— Data provided —
* start *

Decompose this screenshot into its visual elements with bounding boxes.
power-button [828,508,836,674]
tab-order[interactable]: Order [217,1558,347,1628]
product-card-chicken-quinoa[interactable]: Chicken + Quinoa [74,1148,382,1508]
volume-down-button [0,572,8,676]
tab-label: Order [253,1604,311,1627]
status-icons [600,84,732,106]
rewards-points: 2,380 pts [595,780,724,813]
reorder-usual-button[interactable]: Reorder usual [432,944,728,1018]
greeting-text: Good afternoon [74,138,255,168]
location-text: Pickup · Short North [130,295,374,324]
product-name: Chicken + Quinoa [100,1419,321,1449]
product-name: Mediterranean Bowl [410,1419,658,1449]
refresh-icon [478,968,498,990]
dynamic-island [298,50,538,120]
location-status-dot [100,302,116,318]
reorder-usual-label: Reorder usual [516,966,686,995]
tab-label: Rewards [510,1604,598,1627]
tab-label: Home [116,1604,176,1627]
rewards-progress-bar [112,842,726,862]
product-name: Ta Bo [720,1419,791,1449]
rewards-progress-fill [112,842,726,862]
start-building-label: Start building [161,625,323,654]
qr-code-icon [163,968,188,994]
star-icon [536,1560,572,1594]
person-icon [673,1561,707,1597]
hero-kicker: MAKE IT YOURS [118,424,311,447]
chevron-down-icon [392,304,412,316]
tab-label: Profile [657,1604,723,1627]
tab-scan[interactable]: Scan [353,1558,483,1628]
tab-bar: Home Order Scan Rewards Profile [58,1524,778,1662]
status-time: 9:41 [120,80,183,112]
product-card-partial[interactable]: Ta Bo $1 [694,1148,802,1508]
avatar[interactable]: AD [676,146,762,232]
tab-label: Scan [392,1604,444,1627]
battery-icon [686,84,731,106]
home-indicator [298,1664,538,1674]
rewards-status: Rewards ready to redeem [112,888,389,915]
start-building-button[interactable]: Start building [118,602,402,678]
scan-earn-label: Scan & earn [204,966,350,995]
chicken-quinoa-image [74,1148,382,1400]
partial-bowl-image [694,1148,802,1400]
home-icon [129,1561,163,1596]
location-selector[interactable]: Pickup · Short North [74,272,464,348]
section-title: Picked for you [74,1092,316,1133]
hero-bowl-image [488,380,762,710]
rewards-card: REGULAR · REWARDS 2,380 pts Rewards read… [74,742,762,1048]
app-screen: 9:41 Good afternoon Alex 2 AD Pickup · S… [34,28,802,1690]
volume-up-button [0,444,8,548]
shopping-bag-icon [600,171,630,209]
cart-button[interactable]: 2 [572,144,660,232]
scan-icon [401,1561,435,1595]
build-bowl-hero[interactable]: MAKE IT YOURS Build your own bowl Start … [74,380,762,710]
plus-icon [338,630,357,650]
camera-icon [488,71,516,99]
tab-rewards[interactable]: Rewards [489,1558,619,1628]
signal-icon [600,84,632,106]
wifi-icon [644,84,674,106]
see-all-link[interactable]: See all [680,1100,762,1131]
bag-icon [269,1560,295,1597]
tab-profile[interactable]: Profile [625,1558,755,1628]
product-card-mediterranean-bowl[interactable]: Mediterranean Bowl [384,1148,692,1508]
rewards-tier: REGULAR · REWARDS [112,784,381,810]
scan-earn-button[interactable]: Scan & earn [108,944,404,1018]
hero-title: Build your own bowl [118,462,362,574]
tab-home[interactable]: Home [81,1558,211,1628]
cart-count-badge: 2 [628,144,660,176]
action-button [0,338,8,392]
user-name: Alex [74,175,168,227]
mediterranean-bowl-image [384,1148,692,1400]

* end *

— Required task —
Replace every instance of "Good afternoon" with "Good evening" throughout the records. Leave everything else unchanged.

— Full response —
Decompose this screenshot into its visual elements with bounding boxes.
power-button [828,508,836,674]
tab-order[interactable]: Order [217,1558,347,1628]
product-card-chicken-quinoa[interactable]: Chicken + Quinoa [74,1148,382,1508]
volume-down-button [0,572,8,676]
tab-label: Order [253,1604,311,1627]
status-icons [600,84,732,106]
rewards-points: 2,380 pts [595,780,724,813]
reorder-usual-button[interactable]: Reorder usual [432,944,728,1018]
greeting-text: Good evening [74,138,255,168]
location-text: Pickup · Short North [130,295,374,324]
product-name: Chicken + Quinoa [100,1419,321,1449]
product-name: Mediterranean Bowl [410,1419,658,1449]
refresh-icon [478,968,498,990]
dynamic-island [298,50,538,120]
location-status-dot [100,302,116,318]
reorder-usual-label: Reorder usual [516,966,686,995]
tab-label: Rewards [510,1604,598,1627]
tab-label: Home [116,1604,176,1627]
rewards-progress-bar [112,842,726,862]
product-name: Ta Bo [720,1419,791,1449]
rewards-progress-fill [112,842,726,862]
start-building-label: Start building [161,625,323,654]
qr-code-icon [163,968,188,994]
star-icon [536,1560,572,1594]
person-icon [673,1561,707,1597]
hero-kicker: MAKE IT YOURS [118,424,311,447]
chevron-down-icon [392,304,412,316]
tab-label: Profile [657,1604,723,1627]
tab-scan[interactable]: Scan [353,1558,483,1628]
tab-bar: Home Order Scan Rewards Profile [58,1524,778,1662]
status-time: 9:41 [120,80,183,112]
product-card-partial[interactable]: Ta Bo $1 [694,1148,802,1508]
avatar[interactable]: AD [676,146,762,232]
tab-label: Scan [392,1604,444,1627]
battery-icon [686,84,731,106]
home-indicator [298,1664,538,1674]
rewards-status: Rewards ready to redeem [112,888,389,915]
start-building-button[interactable]: Start building [118,602,402,678]
scan-earn-label: Scan & earn [204,966,350,995]
chicken-quinoa-image [74,1148,382,1400]
partial-bowl-image [694,1148,802,1400]
home-icon [129,1561,163,1596]
location-selector[interactable]: Pickup · Short North [74,272,464,348]
section-title: Picked for you [74,1092,316,1133]
hero-bowl-image [488,380,762,710]
rewards-card: REGULAR · REWARDS 2,380 pts Rewards read… [74,742,762,1048]
app-screen: 9:41 Good evening Alex 2 AD Pickup · S… [34,28,802,1690]
volume-up-button [0,444,8,548]
shopping-bag-icon [600,171,630,209]
cart-button[interactable]: 2 [572,144,660,232]
scan-icon [401,1561,435,1595]
build-bowl-hero[interactable]: MAKE IT YOURS Build your own bowl Start … [74,380,762,710]
plus-icon [338,630,357,650]
camera-icon [488,71,516,99]
tab-rewards[interactable]: Rewards [489,1558,619,1628]
signal-icon [600,84,632,106]
wifi-icon [644,84,674,106]
see-all-link[interactable]: See all [680,1100,762,1131]
bag-icon [269,1560,295,1597]
tab-profile[interactable]: Profile [625,1558,755,1628]
product-card-mediterranean-bowl[interactable]: Mediterranean Bowl [384,1148,692,1508]
rewards-tier: REGULAR · REWARDS [112,784,381,810]
scan-earn-button[interactable]: Scan & earn [108,944,404,1018]
hero-title: Build your own bowl [118,462,362,574]
tab-home[interactable]: Home [81,1558,211,1628]
cart-count-badge: 2 [628,144,660,176]
action-button [0,338,8,392]
user-name: Alex [74,175,168,227]
mediterranean-bowl-image [384,1148,692,1400]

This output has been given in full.